What the task requires:
Going through the material below, please gather all lines with the word "JSON" in them.

— Begin Recorded information —

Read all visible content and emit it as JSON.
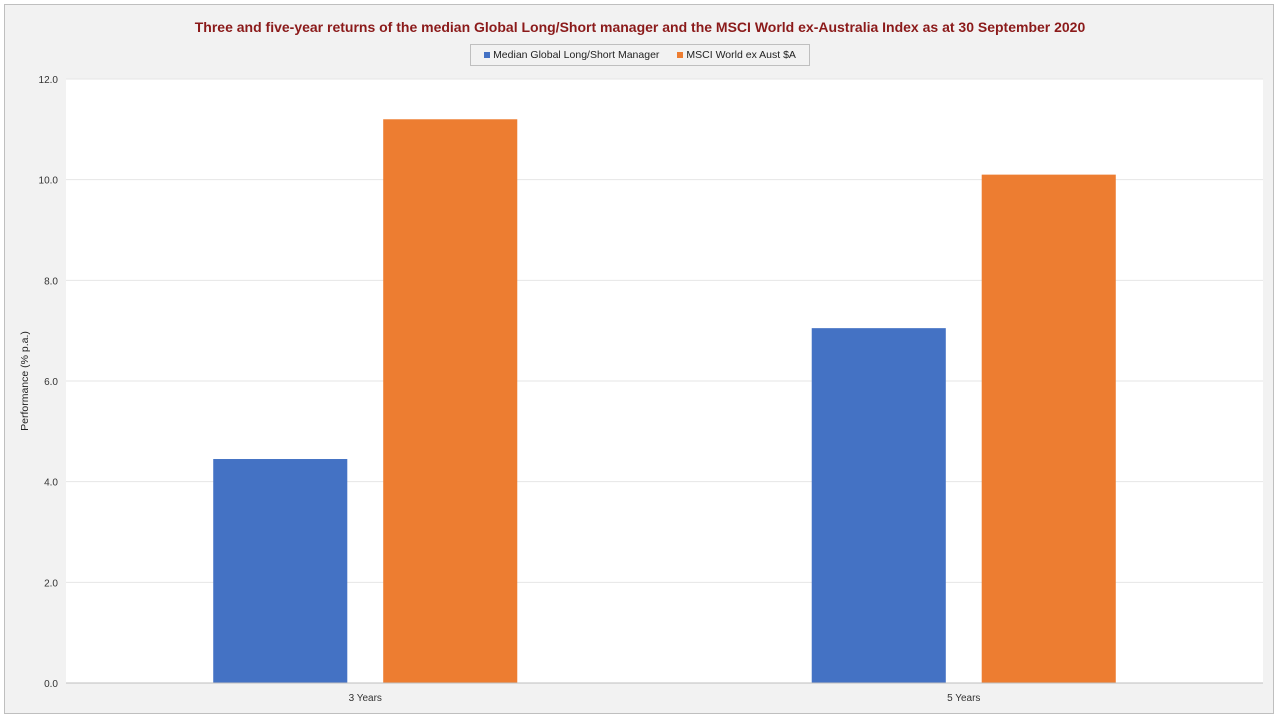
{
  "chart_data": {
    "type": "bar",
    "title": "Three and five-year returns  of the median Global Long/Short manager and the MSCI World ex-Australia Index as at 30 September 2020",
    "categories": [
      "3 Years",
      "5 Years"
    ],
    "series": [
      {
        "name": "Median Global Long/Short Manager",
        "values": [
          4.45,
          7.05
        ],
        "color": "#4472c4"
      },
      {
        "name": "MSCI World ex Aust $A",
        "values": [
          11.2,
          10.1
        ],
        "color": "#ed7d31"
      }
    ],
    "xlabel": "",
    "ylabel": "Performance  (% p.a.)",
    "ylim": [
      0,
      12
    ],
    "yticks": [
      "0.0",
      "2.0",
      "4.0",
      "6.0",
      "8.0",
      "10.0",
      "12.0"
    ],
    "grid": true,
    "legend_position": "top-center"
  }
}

— End Recorded information —
— Begin Recorded information —

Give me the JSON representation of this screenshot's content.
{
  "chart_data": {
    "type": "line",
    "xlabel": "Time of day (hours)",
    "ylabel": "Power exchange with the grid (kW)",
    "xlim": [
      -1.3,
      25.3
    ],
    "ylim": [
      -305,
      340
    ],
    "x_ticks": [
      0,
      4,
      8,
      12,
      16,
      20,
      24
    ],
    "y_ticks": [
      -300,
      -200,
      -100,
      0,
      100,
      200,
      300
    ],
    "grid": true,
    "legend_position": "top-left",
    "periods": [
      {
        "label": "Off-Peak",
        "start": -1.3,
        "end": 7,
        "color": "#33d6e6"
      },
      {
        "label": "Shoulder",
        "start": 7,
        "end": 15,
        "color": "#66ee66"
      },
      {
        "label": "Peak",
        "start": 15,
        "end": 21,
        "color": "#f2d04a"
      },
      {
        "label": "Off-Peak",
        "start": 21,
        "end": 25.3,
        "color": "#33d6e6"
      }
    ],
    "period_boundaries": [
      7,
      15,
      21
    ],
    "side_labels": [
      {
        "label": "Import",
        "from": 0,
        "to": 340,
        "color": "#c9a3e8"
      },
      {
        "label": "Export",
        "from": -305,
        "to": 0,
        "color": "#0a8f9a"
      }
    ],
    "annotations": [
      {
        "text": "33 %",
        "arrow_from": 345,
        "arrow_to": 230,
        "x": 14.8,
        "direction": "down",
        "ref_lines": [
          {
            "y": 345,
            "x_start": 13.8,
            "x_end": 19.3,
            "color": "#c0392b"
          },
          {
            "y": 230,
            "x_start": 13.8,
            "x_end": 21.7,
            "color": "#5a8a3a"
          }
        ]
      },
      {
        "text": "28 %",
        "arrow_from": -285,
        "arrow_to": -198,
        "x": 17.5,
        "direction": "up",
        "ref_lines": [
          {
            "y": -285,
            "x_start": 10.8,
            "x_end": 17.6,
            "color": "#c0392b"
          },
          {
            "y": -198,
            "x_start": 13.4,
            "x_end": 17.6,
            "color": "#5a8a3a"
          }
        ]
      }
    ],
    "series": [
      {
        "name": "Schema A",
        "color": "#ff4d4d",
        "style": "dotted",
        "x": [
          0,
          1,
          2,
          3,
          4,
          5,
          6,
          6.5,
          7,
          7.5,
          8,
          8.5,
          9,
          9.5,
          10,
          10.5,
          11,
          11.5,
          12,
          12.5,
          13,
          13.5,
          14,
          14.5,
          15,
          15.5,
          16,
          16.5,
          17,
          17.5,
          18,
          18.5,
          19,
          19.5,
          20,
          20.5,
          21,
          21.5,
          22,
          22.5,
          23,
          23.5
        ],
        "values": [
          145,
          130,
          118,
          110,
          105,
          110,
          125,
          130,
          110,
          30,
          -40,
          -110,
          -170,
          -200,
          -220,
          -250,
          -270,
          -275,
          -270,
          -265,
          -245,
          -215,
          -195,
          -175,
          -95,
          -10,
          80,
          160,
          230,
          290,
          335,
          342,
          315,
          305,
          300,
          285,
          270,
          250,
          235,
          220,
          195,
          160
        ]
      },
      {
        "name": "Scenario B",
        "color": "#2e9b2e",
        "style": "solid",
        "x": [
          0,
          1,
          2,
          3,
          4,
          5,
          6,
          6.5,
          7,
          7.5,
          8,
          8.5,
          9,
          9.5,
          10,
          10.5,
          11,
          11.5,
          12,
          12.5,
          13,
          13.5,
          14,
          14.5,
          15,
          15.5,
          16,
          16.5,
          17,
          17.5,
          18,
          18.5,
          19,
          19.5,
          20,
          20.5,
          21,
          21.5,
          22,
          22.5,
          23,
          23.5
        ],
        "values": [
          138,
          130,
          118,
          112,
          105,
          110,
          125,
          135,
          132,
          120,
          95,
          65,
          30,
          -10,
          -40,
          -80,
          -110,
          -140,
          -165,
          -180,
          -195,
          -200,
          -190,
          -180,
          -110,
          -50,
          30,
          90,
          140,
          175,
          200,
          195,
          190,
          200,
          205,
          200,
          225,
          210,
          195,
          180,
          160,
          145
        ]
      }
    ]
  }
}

— End Recorded information —

Response to the task:
Read all visible content and emit it as JSON.
Give me the JSON representation of this screenshot's content.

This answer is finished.